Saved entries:
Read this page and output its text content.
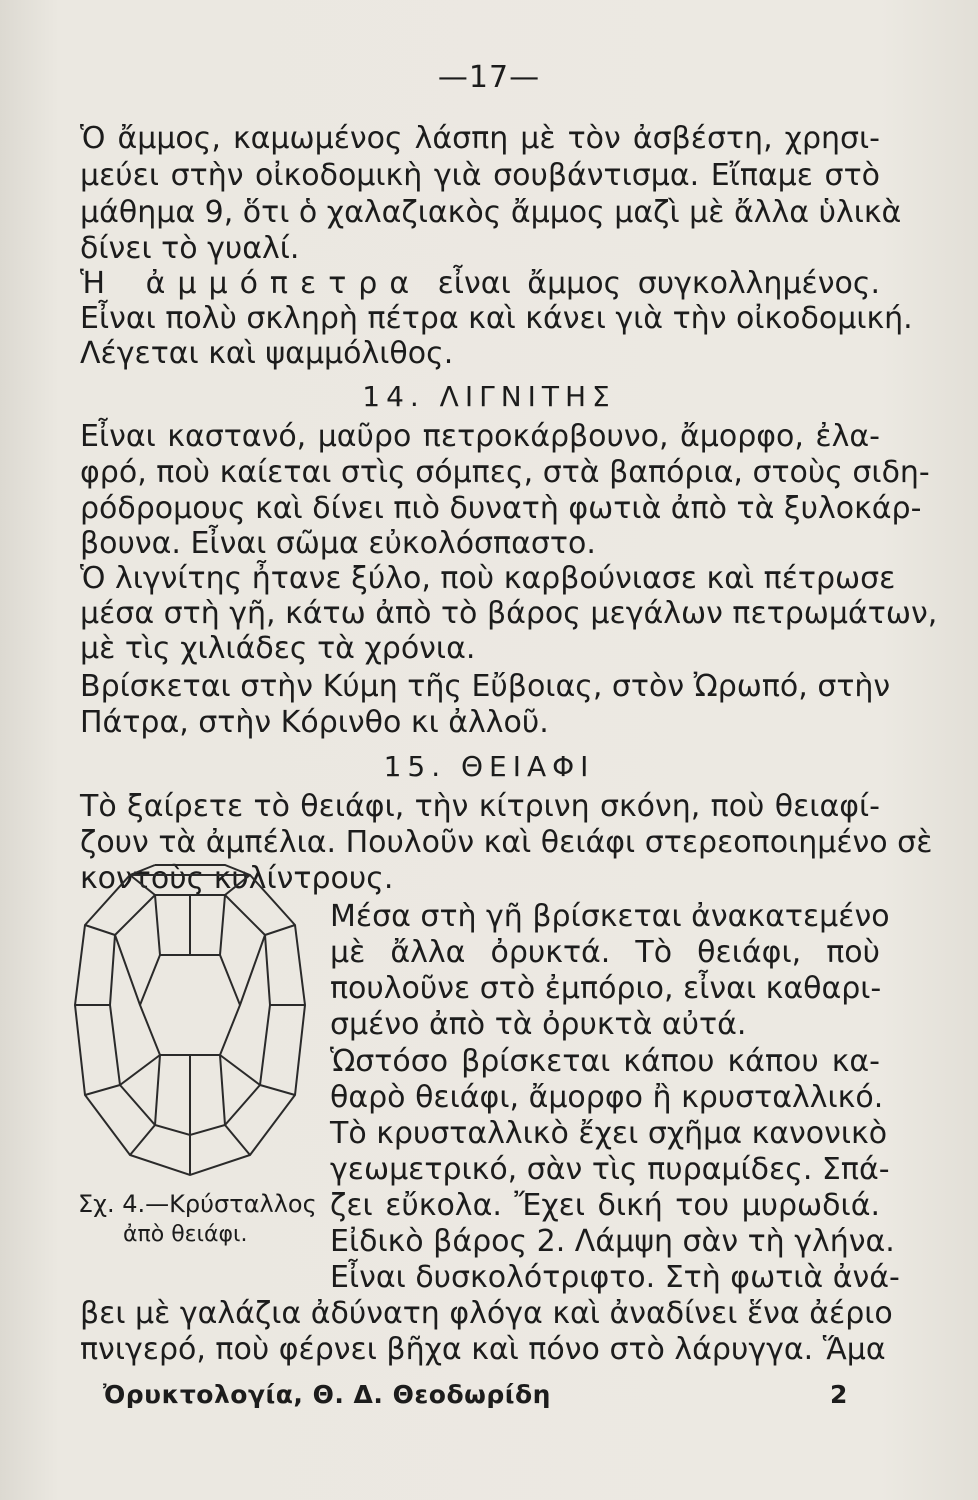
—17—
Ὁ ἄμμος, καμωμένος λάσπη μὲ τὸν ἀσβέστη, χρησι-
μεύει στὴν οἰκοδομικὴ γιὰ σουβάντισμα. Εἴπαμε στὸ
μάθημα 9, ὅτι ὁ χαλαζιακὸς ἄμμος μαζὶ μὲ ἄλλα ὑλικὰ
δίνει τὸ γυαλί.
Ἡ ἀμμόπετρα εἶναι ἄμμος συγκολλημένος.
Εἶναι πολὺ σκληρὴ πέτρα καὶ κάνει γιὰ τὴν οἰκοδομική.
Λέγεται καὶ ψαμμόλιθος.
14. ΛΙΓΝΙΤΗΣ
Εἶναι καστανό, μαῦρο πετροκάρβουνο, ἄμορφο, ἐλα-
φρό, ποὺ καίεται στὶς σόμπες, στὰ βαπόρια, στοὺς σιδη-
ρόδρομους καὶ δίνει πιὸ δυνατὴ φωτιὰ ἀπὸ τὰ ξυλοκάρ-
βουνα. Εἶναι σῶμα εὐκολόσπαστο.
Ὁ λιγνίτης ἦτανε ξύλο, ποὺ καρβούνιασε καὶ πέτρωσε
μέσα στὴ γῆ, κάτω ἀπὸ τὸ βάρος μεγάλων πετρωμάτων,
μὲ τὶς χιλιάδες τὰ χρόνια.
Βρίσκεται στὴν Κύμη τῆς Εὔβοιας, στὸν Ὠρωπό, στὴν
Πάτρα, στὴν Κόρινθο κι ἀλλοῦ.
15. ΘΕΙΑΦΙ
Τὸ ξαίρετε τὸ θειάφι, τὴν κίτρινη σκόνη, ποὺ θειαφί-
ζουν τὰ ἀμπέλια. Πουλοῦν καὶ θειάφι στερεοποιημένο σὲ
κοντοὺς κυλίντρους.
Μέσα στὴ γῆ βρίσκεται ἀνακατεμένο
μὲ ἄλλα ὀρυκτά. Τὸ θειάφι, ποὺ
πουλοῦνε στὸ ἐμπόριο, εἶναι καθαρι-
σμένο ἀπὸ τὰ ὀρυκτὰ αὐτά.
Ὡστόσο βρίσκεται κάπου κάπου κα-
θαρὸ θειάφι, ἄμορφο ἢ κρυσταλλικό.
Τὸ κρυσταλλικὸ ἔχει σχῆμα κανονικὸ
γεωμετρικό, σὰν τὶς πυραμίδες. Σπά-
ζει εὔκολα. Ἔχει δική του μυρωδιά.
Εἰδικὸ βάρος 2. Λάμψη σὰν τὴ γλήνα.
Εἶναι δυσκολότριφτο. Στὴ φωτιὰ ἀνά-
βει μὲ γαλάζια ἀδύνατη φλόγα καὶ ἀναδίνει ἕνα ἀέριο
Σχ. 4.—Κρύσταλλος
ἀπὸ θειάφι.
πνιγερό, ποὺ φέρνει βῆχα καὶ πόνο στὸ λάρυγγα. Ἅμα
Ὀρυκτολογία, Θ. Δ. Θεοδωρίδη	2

_Brief_. Return every line of the records exactly as given, pictures excluded.

_Written response_.
Read this page and output its text content.
—17—
Ὁ ἄμμος, καμωμένος λάσπη μὲ τὸν ἀσβέστη, χρησι-
μεύει στὴν οἰκοδομικὴ γιὰ σουβάντισμα. Εἴπαμε στὸ
μάθημα 9, ὅτι ὁ χαλαζιακὸς ἄμμος μαζὶ μὲ ἄλλα ὑλικὰ
δίνει τὸ γυαλί.
Ἡ ἀμμόπετρα εἶναι ἄμμος συγκολλημένος.
Εἶναι πολὺ σκληρὴ πέτρα καὶ κάνει γιὰ τὴν οἰκοδομική.
Λέγεται καὶ ψαμμόλιθος.
14. ΛΙΓΝΙΤΗΣ
Εἶναι καστανό, μαῦρο πετροκάρβουνο, ἄμορφο, ἐλα-
φρό, ποὺ καίεται στὶς σόμπες, στὰ βαπόρια, στοὺς σιδη-
ρόδρομους καὶ δίνει πιὸ δυνατὴ φωτιὰ ἀπὸ τὰ ξυλοκάρ-
βουνα. Εἶναι σῶμα εὐκολόσπαστο.
Ὁ λιγνίτης ἦτανε ξύλο, ποὺ καρβούνιασε καὶ πέτρωσε
μέσα στὴ γῆ, κάτω ἀπὸ τὸ βάρος μεγάλων πετρωμάτων,
μὲ τὶς χιλιάδες τὰ χρόνια.
Βρίσκεται στὴν Κύμη τῆς Εὔβοιας, στὸν Ὠρωπό, στὴν
Πάτρα, στὴν Κόρινθο κι ἀλλοῦ.
15. ΘΕΙΑΦΙ
Τὸ ξαίρετε τὸ θειάφι, τὴν κίτρινη σκόνη, ποὺ θειαφί-
ζουν τὰ ἀμπέλια. Πουλοῦν καὶ θειάφι στερεοποιημένο σὲ
κοντοὺς κυλίντρους.
Μέσα στὴ γῆ βρίσκεται ἀνακατεμένο
μὲ ἄλλα ὀρυκτά. Τὸ θειάφι, ποὺ
πουλοῦνε στὸ ἐμπόριο, εἶναι καθαρι-
σμένο ἀπὸ τὰ ὀρυκτὰ αὐτά.
Ὡστόσο βρίσκεται κάπου κάπου κα-
θαρὸ θειάφι, ἄμορφο ἢ κρυσταλλικό.
Τὸ κρυσταλλικὸ ἔχει σχῆμα κανονικὸ
γεωμετρικό, σὰν τὶς πυραμίδες. Σπά-
ζει εὔκολα. Ἔχει δική του μυρωδιά.
Εἰδικὸ βάρος 2. Λάμψη σὰν τὴ γλήνα.
Εἶναι δυσκολότριφτο. Στὴ φωτιὰ ἀνά-
βει μὲ γαλάζια ἀδύνατη φλόγα καὶ ἀναδίνει ἕνα ἀέριο
Σχ. 4.—Κρύσταλλος
ἀπὸ θειάφι.
πνιγερό, ποὺ φέρνει βῆχα καὶ πόνο στὸ λάρυγγα. Ἅμα
Ὀρυκτολογία, Θ. Δ. Θεοδωρίδη	2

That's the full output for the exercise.